--- begin ---
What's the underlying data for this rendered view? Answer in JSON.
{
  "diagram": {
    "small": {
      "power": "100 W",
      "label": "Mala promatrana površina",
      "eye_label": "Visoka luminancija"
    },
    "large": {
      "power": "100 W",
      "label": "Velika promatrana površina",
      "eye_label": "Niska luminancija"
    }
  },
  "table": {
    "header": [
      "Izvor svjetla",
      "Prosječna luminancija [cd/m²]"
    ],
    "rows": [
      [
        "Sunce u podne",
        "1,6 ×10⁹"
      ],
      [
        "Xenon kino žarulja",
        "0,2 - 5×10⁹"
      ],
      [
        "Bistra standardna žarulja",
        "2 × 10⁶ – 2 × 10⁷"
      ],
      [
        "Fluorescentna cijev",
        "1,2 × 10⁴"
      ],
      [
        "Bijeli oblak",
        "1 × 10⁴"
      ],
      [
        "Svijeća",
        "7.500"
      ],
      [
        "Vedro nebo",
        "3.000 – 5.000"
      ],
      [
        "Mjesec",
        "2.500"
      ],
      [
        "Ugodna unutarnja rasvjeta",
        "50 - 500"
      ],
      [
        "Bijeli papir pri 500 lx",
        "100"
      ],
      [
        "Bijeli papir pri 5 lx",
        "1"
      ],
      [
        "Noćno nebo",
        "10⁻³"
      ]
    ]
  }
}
--- end ---
SHORT PROBLEM
A line counts if it holds the word "luminancija". How many lines of the entries count? Give the number only.

SOLVED PROBLEM
3